-- BEGIN Provided data --

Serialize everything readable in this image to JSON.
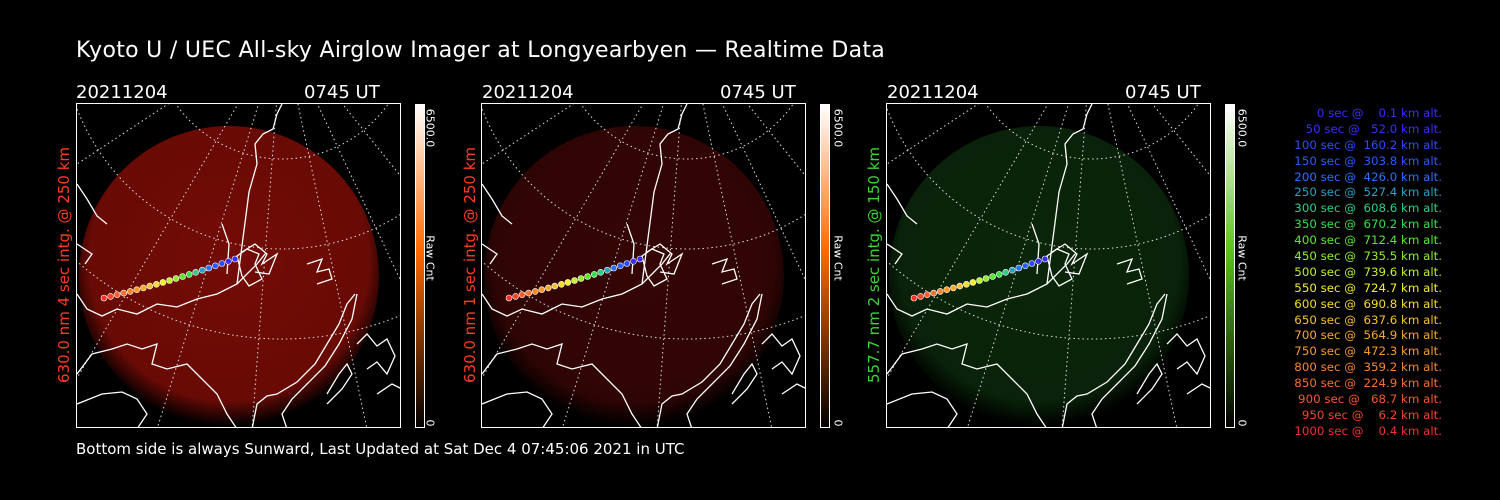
{
  "title": "Kyoto U / UEC All-sky Airglow Imager at Longyearbyen — Realtime Data",
  "footer": "Bottom side is always Sunward, Last Updated at Sat Dec  4 07:45:06 2021 in UTC",
  "panels": [
    {
      "date": "20211204",
      "time": "0745 UT",
      "ylabel": "630.0 nm 4 sec intg. @ 250 km",
      "label_color": "#ff3b1f",
      "colorbar_max": "6500.0",
      "colorbar_min": "0",
      "colorbar_label": "Raw Cnt",
      "glow_color": "#7a0c06",
      "glow_opacity": 0.95,
      "cbar_top": "#ffffff",
      "cbar_mid": "#ff6a00",
      "cbar_bottom": "#000000"
    },
    {
      "date": "20211204",
      "time": "0745 UT",
      "ylabel": "630.0 nm 1 sec intg. @ 250 km",
      "label_color": "#ff3b1f",
      "colorbar_max": "6500.0",
      "colorbar_min": "0",
      "colorbar_label": "Raw Cnt",
      "glow_color": "#3a0605",
      "glow_opacity": 0.9,
      "cbar_top": "#ffffff",
      "cbar_mid": "#ff6a00",
      "cbar_bottom": "#000000"
    },
    {
      "date": "20211204",
      "time": "0745 UT",
      "ylabel": "557.7 nm 2 sec intg. @ 150 km",
      "label_color": "#39d631",
      "colorbar_max": "6500.0",
      "colorbar_min": "0",
      "colorbar_label": "Raw Cnt",
      "glow_color": "#0b2a0b",
      "glow_opacity": 0.9,
      "cbar_top": "#ffffff",
      "cbar_mid": "#5ec21c",
      "cbar_bottom": "#000000"
    }
  ],
  "legend": [
    {
      "text": "   0 sec @    0.1 km alt.",
      "color": "#3b2dff"
    },
    {
      "text": "  50 sec @   52.0 km alt.",
      "color": "#3b2dff"
    },
    {
      "text": " 100 sec @  160.2 km alt.",
      "color": "#2a4dff"
    },
    {
      "text": " 150 sec @  303.8 km alt.",
      "color": "#2a5cff"
    },
    {
      "text": " 200 sec @  426.0 km alt.",
      "color": "#2a70ff"
    },
    {
      "text": " 250 sec @  527.4 km alt.",
      "color": "#2aa0c8"
    },
    {
      "text": " 300 sec @  608.6 km alt.",
      "color": "#2ad08a"
    },
    {
      "text": " 350 sec @  670.2 km alt.",
      "color": "#35e04a"
    },
    {
      "text": " 400 sec @  712.4 km alt.",
      "color": "#55ec2a"
    },
    {
      "text": " 450 sec @  735.5 km alt.",
      "color": "#8ef02a"
    },
    {
      "text": " 500 sec @  739.6 km alt.",
      "color": "#bff22a"
    },
    {
      "text": " 550 sec @  724.7 km alt.",
      "color": "#f0f02a"
    },
    {
      "text": " 600 sec @  690.8 km alt.",
      "color": "#f8dc2a"
    },
    {
      "text": " 650 sec @  637.6 km alt.",
      "color": "#f8c02a"
    },
    {
      "text": " 700 sec @  564.9 km alt.",
      "color": "#f8a82a"
    },
    {
      "text": " 750 sec @  472.3 km alt.",
      "color": "#f89a2a"
    },
    {
      "text": " 800 sec @  359.2 km alt.",
      "color": "#f8862a"
    },
    {
      "text": " 850 sec @  224.9 km alt.",
      "color": "#f8702a"
    },
    {
      "text": " 900 sec @   68.7 km alt.",
      "color": "#f85a2a"
    },
    {
      "text": " 950 sec @    6.2 km alt.",
      "color": "#f8442a"
    },
    {
      "text": "1000 sec @    0.4 km alt.",
      "color": "#f8302a"
    }
  ]
}
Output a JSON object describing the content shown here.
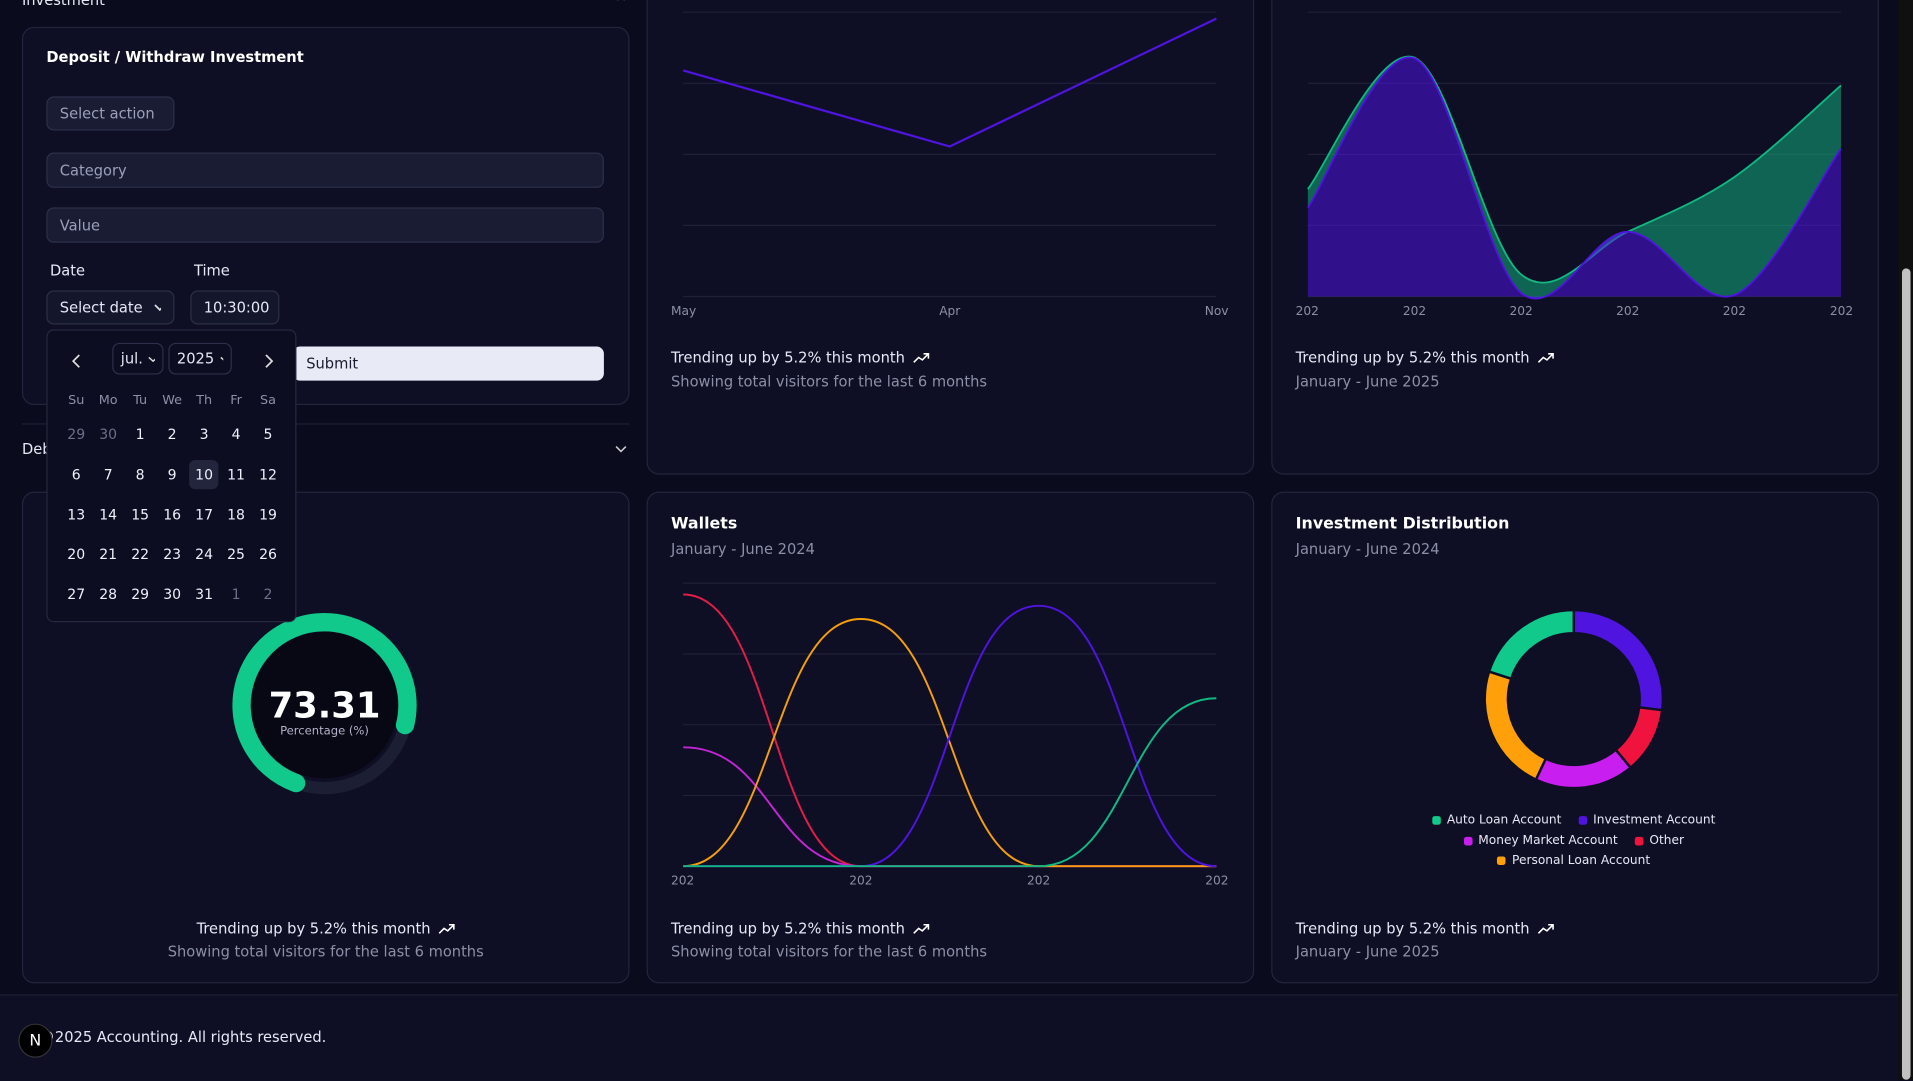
{
  "sidebar_section": "Investment",
  "form": {
    "title": "Deposit / Withdraw Investment",
    "action_placeholder": "Select action",
    "category_placeholder": "Category",
    "value_placeholder": "Value",
    "date_label": "Date",
    "time_label": "Time",
    "date_placeholder": "Select date",
    "time_value": "10:30:00",
    "submit": "Submit"
  },
  "calendar": {
    "month": "jul.",
    "year": "2025",
    "weekdays": [
      "Su",
      "Mo",
      "Tu",
      "We",
      "Th",
      "Fr",
      "Sa"
    ],
    "weeks": [
      [
        "29",
        "30",
        "1",
        "2",
        "3",
        "4",
        "5"
      ],
      [
        "6",
        "7",
        "8",
        "9",
        "10",
        "11",
        "12"
      ],
      [
        "13",
        "14",
        "15",
        "16",
        "17",
        "18",
        "19"
      ],
      [
        "20",
        "21",
        "22",
        "23",
        "24",
        "25",
        "26"
      ],
      [
        "27",
        "28",
        "29",
        "30",
        "31",
        "1",
        "2"
      ]
    ],
    "selected": "10"
  },
  "collapsed_section": "Deb",
  "visitors_chart": {
    "type": "line",
    "categories": [
      "May",
      "Apr",
      "Nov"
    ],
    "values": [
      318,
      211,
      391
    ],
    "ylim": [
      0,
      400
    ],
    "color": "#4f14e0",
    "trend": "Trending up by 5.2% this month",
    "note": "Showing total visitors for the last 6 months"
  },
  "area_chart": {
    "type": "area",
    "categories": [
      "202",
      "202",
      "202",
      "202",
      "202",
      "202"
    ],
    "series": [
      {
        "color": "#4f14e0",
        "values": [
          125,
          335,
          5,
          91,
          2,
          208
        ]
      },
      {
        "color": "#10b981",
        "values": [
          26,
          1,
          26,
          0,
          166,
          89
        ]
      }
    ],
    "ylim": [
      0,
      400
    ],
    "trend": "Trending up by 5.2% this month",
    "note": "January - June 2025"
  },
  "gauge": {
    "type": "radial",
    "value": 73.31,
    "label": "Percentage (%)",
    "ylim": [
      0,
      100
    ],
    "color": "#10c98a",
    "trend": "Trending up by 5.2% this month",
    "note": "Showing total visitors for the last 6 months"
  },
  "wallets": {
    "type": "line",
    "title": "Wallets",
    "subtitle": "January - June 2024",
    "categories": [
      "202",
      "202",
      "202",
      "202"
    ],
    "series": [
      {
        "color": "#e11d48",
        "values": [
          288,
          0,
          0,
          0
        ]
      },
      {
        "color": "#c026d3",
        "values": [
          126,
          0,
          0,
          0
        ]
      },
      {
        "color": "#f59e0b",
        "values": [
          0,
          262,
          0,
          0
        ]
      },
      {
        "color": "#4f14e0",
        "values": [
          0,
          0,
          276,
          0
        ]
      },
      {
        "color": "#10b981",
        "values": [
          0,
          0,
          0,
          178
        ]
      }
    ],
    "ylim": [
      0,
      300
    ],
    "trend": "Trending up by 5.2% this month",
    "note": "Showing total visitors for the last 6 months"
  },
  "distribution": {
    "type": "pie",
    "title": "Investment Distribution",
    "subtitle": "January - June 2024",
    "series": [
      {
        "name": "Auto Loan Account",
        "color": "#10c98a",
        "value": 20
      },
      {
        "name": "Investment Account",
        "color": "#4f14e0",
        "value": 27
      },
      {
        "name": "Money Market Account",
        "color": "#c81ef0",
        "value": 18
      },
      {
        "name": "Other",
        "color": "#f0133e",
        "value": 12
      },
      {
        "name": "Personal Loan Account",
        "color": "#ff9f0a",
        "value": 23
      }
    ],
    "trend": "Trending up by 5.2% this month",
    "note": "January - June 2025"
  },
  "footer": {
    "copyright": "©2025 Accounting. All rights reserved.",
    "badge": "N"
  }
}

-- END Provided data --

Written problem:
Write out the entries above verbatim; the pictures do not belong in your copy.

Written answer:
Serialize everything readable in this image to JSON.
{
  "title": "Kyoto U / UEC All-sky Airglow Imager at Longyearbyen — Realtime Data",
  "footer": "Bottom side is always Sunward, Last Updated at Sat Dec  4 07:45:06 2021 in UTC",
  "panels": [
    {
      "date": "20211204",
      "time": "0745 UT",
      "ylabel": "630.0 nm 4 sec intg. @ 250 km",
      "label_color": "#ff3b1f",
      "colorbar_max": "6500.0",
      "colorbar_min": "0",
      "colorbar_label": "Raw Cnt",
      "glow_color": "#7a0c06",
      "glow_opacity": 0.95,
      "cbar_top": "#ffffff",
      "cbar_mid": "#ff6a00",
      "cbar_bottom": "#000000"
    },
    {
      "date": "20211204",
      "time": "0745 UT",
      "ylabel": "630.0 nm 1 sec intg. @ 250 km",
      "label_color": "#ff3b1f",
      "colorbar_max": "6500.0",
      "colorbar_min": "0",
      "colorbar_label": "Raw Cnt",
      "glow_color": "#3a0605",
      "glow_opacity": 0.9,
      "cbar_top": "#ffffff",
      "cbar_mid": "#ff6a00",
      "cbar_bottom": "#000000"
    },
    {
      "date": "20211204",
      "time": "0745 UT",
      "ylabel": "557.7 nm 2 sec intg. @ 150 km",
      "label_color": "#39d631",
      "colorbar_max": "6500.0",
      "colorbar_min": "0",
      "colorbar_label": "Raw Cnt",
      "glow_color": "#0b2a0b",
      "glow_opacity": 0.9,
      "cbar_top": "#ffffff",
      "cbar_mid": "#5ec21c",
      "cbar_bottom": "#000000"
    }
  ],
  "legend": [
    {
      "text": "   0 sec @    0.1 km alt.",
      "color": "#3b2dff"
    },
    {
      "text": "  50 sec @   52.0 km alt.",
      "color": "#3b2dff"
    },
    {
      "text": " 100 sec @  160.2 km alt.",
      "color": "#2a4dff"
    },
    {
      "text": " 150 sec @  303.8 km alt.",
      "color": "#2a5cff"
    },
    {
      "text": " 200 sec @  426.0 km alt.",
      "color": "#2a70ff"
    },
    {
      "text": " 250 sec @  527.4 km alt.",
      "color": "#2aa0c8"
    },
    {
      "text": " 300 sec @  608.6 km alt.",
      "color": "#2ad08a"
    },
    {
      "text": " 350 sec @  670.2 km alt.",
      "color": "#35e04a"
    },
    {
      "text": " 400 sec @  712.4 km alt.",
      "color": "#55ec2a"
    },
    {
      "text": " 450 sec @  735.5 km alt.",
      "color": "#8ef02a"
    },
    {
      "text": " 500 sec @  739.6 km alt.",
      "color": "#bff22a"
    },
    {
      "text": " 550 sec @  724.7 km alt.",
      "color": "#f0f02a"
    },
    {
      "text": " 600 sec @  690.8 km alt.",
      "color": "#f8dc2a"
    },
    {
      "text": " 650 sec @  637.6 km alt.",
      "color": "#f8c02a"
    },
    {
      "text": " 700 sec @  564.9 km alt.",
      "color": "#f8a82a"
    },
    {
      "text": " 750 sec @  472.3 km alt.",
      "color": "#f89a2a"
    },
    {
      "text": " 800 sec @  359.2 km alt.",
      "color": "#f8862a"
    },
    {
      "text": " 850 sec @  224.9 km alt.",
      "color": "#f8702a"
    },
    {
      "text": " 900 sec @   68.7 km alt.",
      "color": "#f85a2a"
    },
    {
      "text": " 950 sec @    6.2 km alt.",
      "color": "#f8442a"
    },
    {
      "text": "1000 sec @    0.4 km alt.",
      "color": "#f8302a"
    }
  ]
}
Output a JSON object describing the content shown here.
{
  "sidebar_section": "Investment",
  "form": {
    "title": "Deposit / Withdraw Investment",
    "action_placeholder": "Select action",
    "category_placeholder": "Category",
    "value_placeholder": "Value",
    "date_label": "Date",
    "time_label": "Time",
    "date_placeholder": "Select date",
    "time_value": "10:30:00",
    "submit": "Submit"
  },
  "calendar": {
    "month": "jul.",
    "year": "2025",
    "weekdays": [
      "Su",
      "Mo",
      "Tu",
      "We",
      "Th",
      "Fr",
      "Sa"
    ],
    "weeks": [
      [
        "29",
        "30",
        "1",
        "2",
        "3",
        "4",
        "5"
      ],
      [
        "6",
        "7",
        "8",
        "9",
        "10",
        "11",
        "12"
      ],
      [
        "13",
        "14",
        "15",
        "16",
        "17",
        "18",
        "19"
      ],
      [
        "20",
        "21",
        "22",
        "23",
        "24",
        "25",
        "26"
      ],
      [
        "27",
        "28",
        "29",
        "30",
        "31",
        "1",
        "2"
      ]
    ],
    "selected": "10"
  },
  "collapsed_section": "Deb",
  "visitors_chart": {
    "type": "line",
    "categories": [
      "May",
      "Apr",
      "Nov"
    ],
    "values": [
      318,
      211,
      391
    ],
    "ylim": [
      0,
      400
    ],
    "color": "#4f14e0",
    "trend": "Trending up by 5.2% this month",
    "note": "Showing total visitors for the last 6 months"
  },
  "area_chart": {
    "type": "area",
    "categories": [
      "202",
      "202",
      "202",
      "202",
      "202",
      "202"
    ],
    "series": [
      {
        "color": "#4f14e0",
        "values": [
          125,
          335,
          5,
          91,
          2,
          208
        ]
      },
      {
        "color": "#10b981",
        "values": [
          26,
          1,
          26,
          0,
          166,
          89
        ]
      }
    ],
    "ylim": [
      0,
      400
    ],
    "trend": "Trending up by 5.2% this month",
    "note": "January - June 2025"
  },
  "gauge": {
    "type": "radial",
    "value": 73.31,
    "label": "Percentage (%)",
    "ylim": [
      0,
      100
    ],
    "color": "#10c98a",
    "trend": "Trending up by 5.2% this month",
    "note": "Showing total visitors for the last 6 months"
  },
  "wallets": {
    "type": "line",
    "title": "Wallets",
    "subtitle": "January - June 2024",
    "categories": [
      "202",
      "202",
      "202",
      "202"
    ],
    "series": [
      {
        "color": "#e11d48",
        "values": [
          288,
          0,
          0,
          0
        ]
      },
      {
        "color": "#c026d3",
        "values": [
          126,
          0,
          0,
          0
        ]
      },
      {
        "color": "#f59e0b",
        "values": [
          0,
          262,
          0,
          0
        ]
      },
      {
        "color": "#4f14e0",
        "values": [
          0,
          0,
          276,
          0
        ]
      },
      {
        "color": "#10b981",
        "values": [
          0,
          0,
          0,
          178
        ]
      }
    ],
    "ylim": [
      0,
      300
    ],
    "trend": "Trending up by 5.2% this month",
    "note": "Showing total visitors for the last 6 months"
  },
  "distribution": {
    "type": "pie",
    "title": "Investment Distribution",
    "subtitle": "January - June 2024",
    "series": [
      {
        "name": "Auto Loan Account",
        "color": "#10c98a",
        "value": 20
      },
      {
        "name": "Investment Account",
        "color": "#4f14e0",
        "value": 27
      },
      {
        "name": "Money Market Account",
        "color": "#c81ef0",
        "value": 18
      },
      {
        "name": "Other",
        "color": "#f0133e",
        "value": 12
      },
      {
        "name": "Personal Loan Account",
        "color": "#ff9f0a",
        "value": 23
      }
    ],
    "trend": "Trending up by 5.2% this month",
    "note": "January - June 2025"
  },
  "footer": {
    "copyright": "©2025 Accounting. All rights reserved.",
    "badge": "N"
  }
}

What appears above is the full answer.